_Directions_
Wherever the word "Tompáné" turns up in a line of the entries, copy that line.

┄┄┄┄┄┄

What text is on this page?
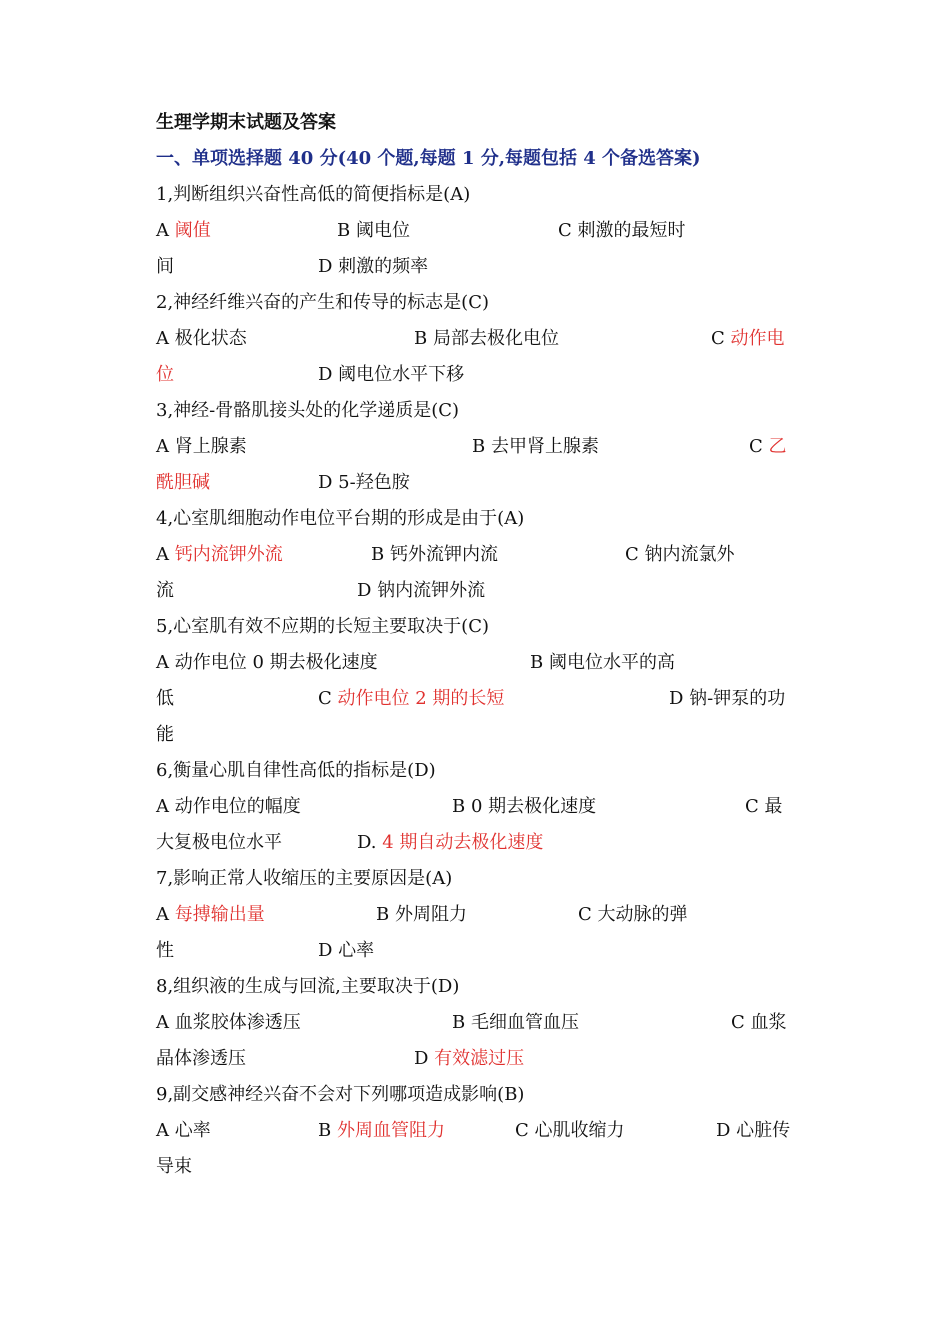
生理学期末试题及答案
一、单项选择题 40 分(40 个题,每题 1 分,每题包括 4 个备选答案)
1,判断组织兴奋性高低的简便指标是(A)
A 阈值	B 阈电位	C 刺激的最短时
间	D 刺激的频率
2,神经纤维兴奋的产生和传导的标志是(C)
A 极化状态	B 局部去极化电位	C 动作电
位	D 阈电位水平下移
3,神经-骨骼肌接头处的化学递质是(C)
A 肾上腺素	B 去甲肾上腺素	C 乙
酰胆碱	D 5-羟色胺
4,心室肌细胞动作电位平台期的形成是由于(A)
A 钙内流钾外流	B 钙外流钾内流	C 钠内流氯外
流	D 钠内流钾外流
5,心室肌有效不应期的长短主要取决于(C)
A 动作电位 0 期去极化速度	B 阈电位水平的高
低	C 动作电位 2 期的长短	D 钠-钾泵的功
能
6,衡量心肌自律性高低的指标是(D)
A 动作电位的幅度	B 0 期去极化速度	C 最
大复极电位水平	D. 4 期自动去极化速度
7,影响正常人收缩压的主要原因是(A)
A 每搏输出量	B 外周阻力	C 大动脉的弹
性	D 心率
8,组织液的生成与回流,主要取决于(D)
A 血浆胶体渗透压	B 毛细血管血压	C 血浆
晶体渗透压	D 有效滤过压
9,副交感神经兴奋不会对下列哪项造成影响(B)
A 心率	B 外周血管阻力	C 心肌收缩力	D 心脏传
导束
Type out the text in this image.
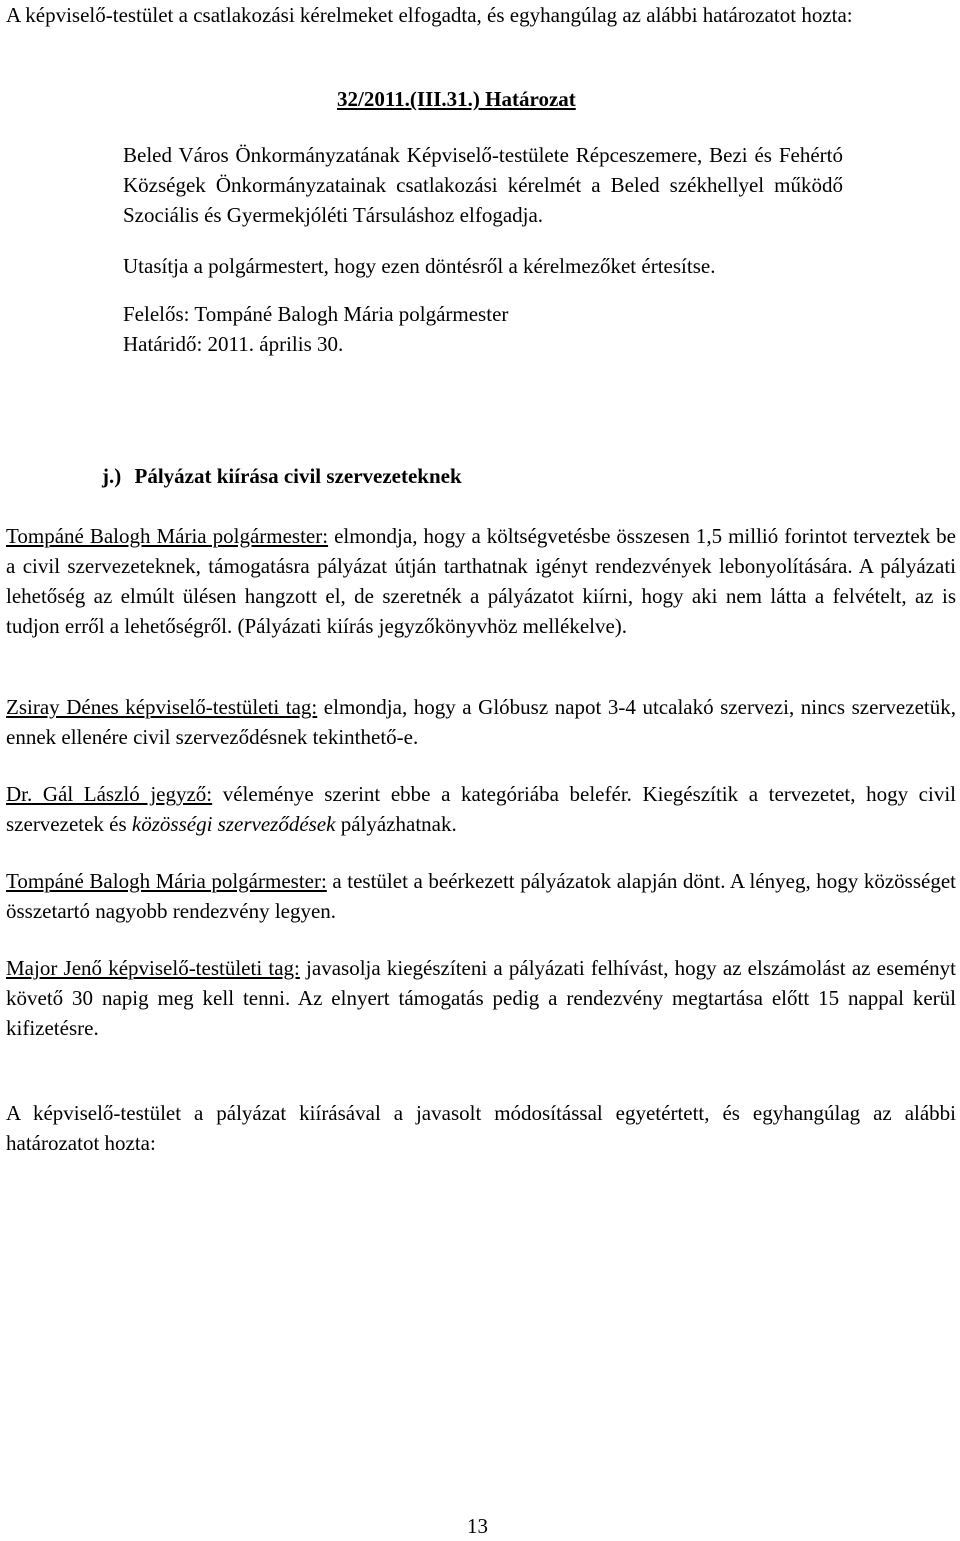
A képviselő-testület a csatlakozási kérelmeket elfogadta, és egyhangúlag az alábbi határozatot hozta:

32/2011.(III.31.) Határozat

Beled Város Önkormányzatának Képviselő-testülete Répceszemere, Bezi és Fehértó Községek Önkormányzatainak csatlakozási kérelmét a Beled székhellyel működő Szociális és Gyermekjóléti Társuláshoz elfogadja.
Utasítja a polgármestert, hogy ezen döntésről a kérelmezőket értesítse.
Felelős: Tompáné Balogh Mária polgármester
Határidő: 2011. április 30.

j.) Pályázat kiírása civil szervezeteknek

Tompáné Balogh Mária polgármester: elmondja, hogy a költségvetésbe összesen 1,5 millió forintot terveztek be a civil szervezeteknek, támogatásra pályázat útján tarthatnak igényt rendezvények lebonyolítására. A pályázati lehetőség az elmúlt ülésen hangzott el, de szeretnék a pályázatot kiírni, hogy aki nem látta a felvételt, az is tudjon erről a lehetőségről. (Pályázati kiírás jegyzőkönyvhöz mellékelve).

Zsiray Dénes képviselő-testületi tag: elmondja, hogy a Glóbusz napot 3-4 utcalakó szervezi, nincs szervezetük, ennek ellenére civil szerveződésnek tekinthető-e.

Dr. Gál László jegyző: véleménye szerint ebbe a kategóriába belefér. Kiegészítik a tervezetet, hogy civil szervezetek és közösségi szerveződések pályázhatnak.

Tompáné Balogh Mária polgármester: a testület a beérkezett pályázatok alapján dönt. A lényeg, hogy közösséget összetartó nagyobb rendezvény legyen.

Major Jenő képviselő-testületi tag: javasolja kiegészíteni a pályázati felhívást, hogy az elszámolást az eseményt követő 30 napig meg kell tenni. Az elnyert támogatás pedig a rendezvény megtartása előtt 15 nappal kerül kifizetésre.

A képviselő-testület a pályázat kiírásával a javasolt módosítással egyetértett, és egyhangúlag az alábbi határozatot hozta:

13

┄┄┄┄┄┄

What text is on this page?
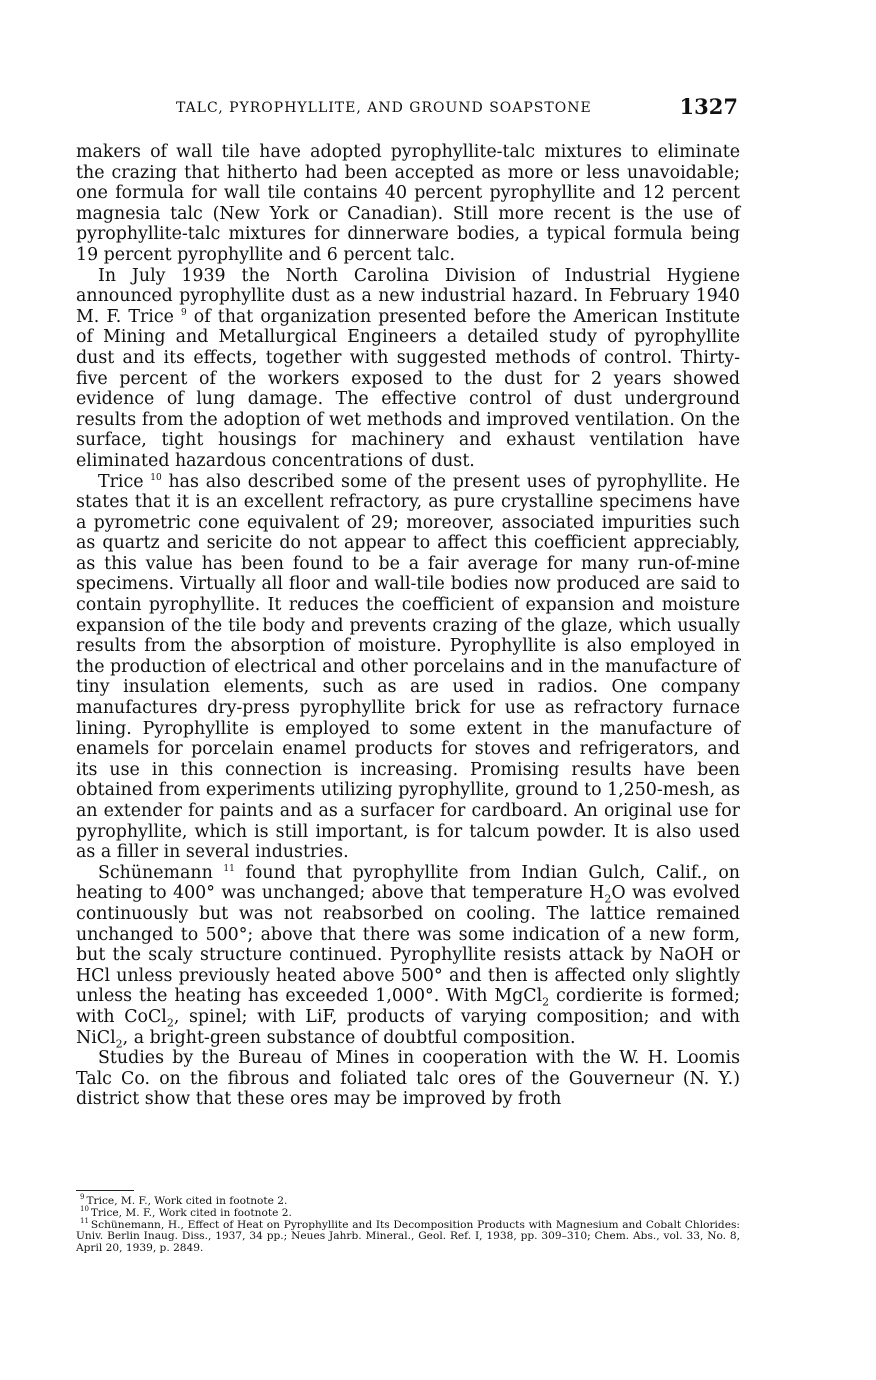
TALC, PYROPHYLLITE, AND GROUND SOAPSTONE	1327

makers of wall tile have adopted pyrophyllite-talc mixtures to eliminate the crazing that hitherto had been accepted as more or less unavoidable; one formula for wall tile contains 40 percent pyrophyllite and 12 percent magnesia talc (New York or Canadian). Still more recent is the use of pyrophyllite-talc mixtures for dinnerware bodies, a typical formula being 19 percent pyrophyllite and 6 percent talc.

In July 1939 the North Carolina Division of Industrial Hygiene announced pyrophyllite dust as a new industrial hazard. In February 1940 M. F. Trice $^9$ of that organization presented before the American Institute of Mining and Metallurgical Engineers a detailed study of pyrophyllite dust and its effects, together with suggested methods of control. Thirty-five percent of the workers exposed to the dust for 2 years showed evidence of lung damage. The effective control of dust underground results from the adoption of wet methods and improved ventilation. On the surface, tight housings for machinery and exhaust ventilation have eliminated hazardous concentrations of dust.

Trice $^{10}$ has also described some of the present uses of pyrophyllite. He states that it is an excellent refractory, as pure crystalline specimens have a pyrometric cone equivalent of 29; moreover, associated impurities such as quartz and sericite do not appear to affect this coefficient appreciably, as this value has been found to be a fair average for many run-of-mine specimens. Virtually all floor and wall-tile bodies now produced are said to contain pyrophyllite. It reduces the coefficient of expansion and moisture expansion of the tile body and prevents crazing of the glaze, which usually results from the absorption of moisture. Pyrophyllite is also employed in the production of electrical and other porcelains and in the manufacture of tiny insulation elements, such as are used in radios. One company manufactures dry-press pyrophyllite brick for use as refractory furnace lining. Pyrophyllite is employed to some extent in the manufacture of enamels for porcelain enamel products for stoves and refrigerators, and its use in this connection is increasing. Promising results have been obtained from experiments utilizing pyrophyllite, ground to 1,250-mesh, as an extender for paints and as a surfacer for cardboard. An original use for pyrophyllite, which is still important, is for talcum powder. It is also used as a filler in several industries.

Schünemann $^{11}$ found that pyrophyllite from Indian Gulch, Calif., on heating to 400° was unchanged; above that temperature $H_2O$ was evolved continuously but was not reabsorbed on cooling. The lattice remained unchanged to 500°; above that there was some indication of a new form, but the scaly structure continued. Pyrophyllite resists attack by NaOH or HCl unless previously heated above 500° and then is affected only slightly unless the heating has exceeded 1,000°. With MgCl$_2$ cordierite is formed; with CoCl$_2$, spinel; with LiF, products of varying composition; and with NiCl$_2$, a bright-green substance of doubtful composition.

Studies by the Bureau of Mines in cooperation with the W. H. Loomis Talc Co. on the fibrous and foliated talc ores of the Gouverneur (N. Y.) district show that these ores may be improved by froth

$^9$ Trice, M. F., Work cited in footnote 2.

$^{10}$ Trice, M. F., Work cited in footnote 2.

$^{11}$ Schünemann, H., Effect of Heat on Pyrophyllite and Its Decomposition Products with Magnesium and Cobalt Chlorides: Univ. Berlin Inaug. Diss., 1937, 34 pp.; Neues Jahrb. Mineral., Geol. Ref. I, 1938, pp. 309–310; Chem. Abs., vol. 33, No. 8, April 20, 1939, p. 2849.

┄┄┄┄┄┄

_Solution for this task_
Felelős: Tompáné Balogh Mária polgármester
Tompáné Balogh Mária polgármester: elmondja, hogy a költségvetésbe összesen 1,5 millió forintot terveztek be a civil szervezeteknek, támogatásra pályázat útján tarthatnak igényt rendezvények lebonyolítására. A pályázati lehetőség az elmúlt ülésen hangzott el, de szeretnék a pályázatot kiírni, hogy aki nem látta a felvételt, az is tudjon erről a lehetőségről. (Pályázati kiírás jegyzőkönyvhöz mellékelve).
Tompáné Balogh Mária polgármester: a testület a beérkezett pályázatok alapján dönt. A lényeg, hogy közösséget összetartó nagyobb rendezvény legyen.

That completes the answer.